→ RECORD LIST:
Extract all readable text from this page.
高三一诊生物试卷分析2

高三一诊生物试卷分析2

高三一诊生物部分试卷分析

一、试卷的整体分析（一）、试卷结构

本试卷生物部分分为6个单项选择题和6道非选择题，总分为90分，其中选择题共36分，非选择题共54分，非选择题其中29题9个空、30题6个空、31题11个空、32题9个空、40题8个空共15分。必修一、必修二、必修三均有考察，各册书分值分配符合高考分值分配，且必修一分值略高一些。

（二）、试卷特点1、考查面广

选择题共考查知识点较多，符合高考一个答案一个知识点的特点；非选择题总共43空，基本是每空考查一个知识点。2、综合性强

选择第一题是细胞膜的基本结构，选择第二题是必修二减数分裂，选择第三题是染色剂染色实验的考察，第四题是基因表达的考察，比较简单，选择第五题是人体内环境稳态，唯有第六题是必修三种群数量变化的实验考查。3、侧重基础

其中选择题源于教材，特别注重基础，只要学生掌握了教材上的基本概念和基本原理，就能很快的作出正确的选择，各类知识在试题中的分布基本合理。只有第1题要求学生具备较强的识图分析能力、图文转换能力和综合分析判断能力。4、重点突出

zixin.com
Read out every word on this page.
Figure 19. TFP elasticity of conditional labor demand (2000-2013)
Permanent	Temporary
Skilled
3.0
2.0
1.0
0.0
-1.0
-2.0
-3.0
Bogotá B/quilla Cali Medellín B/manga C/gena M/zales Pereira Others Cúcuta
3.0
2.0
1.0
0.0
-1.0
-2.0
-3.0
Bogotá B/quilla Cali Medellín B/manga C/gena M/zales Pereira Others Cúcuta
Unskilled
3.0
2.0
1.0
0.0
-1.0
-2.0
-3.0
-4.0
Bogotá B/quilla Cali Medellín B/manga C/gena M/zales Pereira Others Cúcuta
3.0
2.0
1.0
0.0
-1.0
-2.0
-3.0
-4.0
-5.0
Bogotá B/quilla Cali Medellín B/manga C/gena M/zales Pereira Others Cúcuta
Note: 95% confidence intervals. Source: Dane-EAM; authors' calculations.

→ GOAL OF THE EXERCISE: Copy every line of the records word for word.

→ ANSWER TO THIS PROBLEM:
Extract all readable text from this page.
高三一诊生物试卷分析2

高三一诊生物试卷分析2

高三一诊生物部分试卷分析

一、试卷的整体分析（一）、试卷结构

本试卷生物部分分为6个单项选择题和6道非选择题，总分为90分，其中选择题共36分，非选择题共54分，非选择题其中29题9个空、30题6个空、31题11个空、32题9个空、40题8个空共15分。必修一、必修二、必修三均有考察，各册书分值分配符合高考分值分配，且必修一分值略高一些。

（二）、试卷特点1、考查面广

选择题共考查知识点较多，符合高考一个答案一个知识点的特点；非选择题总共43空，基本是每空考查一个知识点。2、综合性强

选择第一题是细胞膜的基本结构，选择第二题是必修二减数分裂，选择第三题是染色剂染色实验的考察，第四题是基因表达的考察，比较简单，选择第五题是人体内环境稳态，唯有第六题是必修三种群数量变化的实验考查。3、侧重基础

其中选择题源于教材，特别注重基础，只要学生掌握了教材上的基本概念和基本原理，就能很快的作出正确的选择，各类知识在试题中的分布基本合理。只有第1题要求学生具备较强的识图分析能力、图文转换能力和综合分析判断能力。4、重点突出

zixin.com
Read out every word on this page.
Figure 19. TFP elasticity of conditional labor demand (2000-2013)
Permanent	Temporary
Skilled
3.0
2.0
1.0
0.0
-1.0
-2.0
-3.0
Bogotá B/quilla Cali Medellín B/manga C/gena M/zales Pereira Others Cúcuta
3.0
2.0
1.0
0.0
-1.0
-2.0
-3.0
Bogotá B/quilla Cali Medellín B/manga C/gena M/zales Pereira Others Cúcuta
Unskilled
3.0
2.0
1.0
0.0
-1.0
-2.0
-3.0
-4.0
Bogotá B/quilla Cali Medellín B/manga C/gena M/zales Pereira Others Cúcuta
3.0
2.0
1.0
0.0
-1.0
-2.0
-3.0
-4.0
-5.0
Bogotá B/quilla Cali Medellín B/manga C/gena M/zales Pereira Others Cúcuta
Note: 95% confidence intervals. Source: Dane-EAM; authors' calculations.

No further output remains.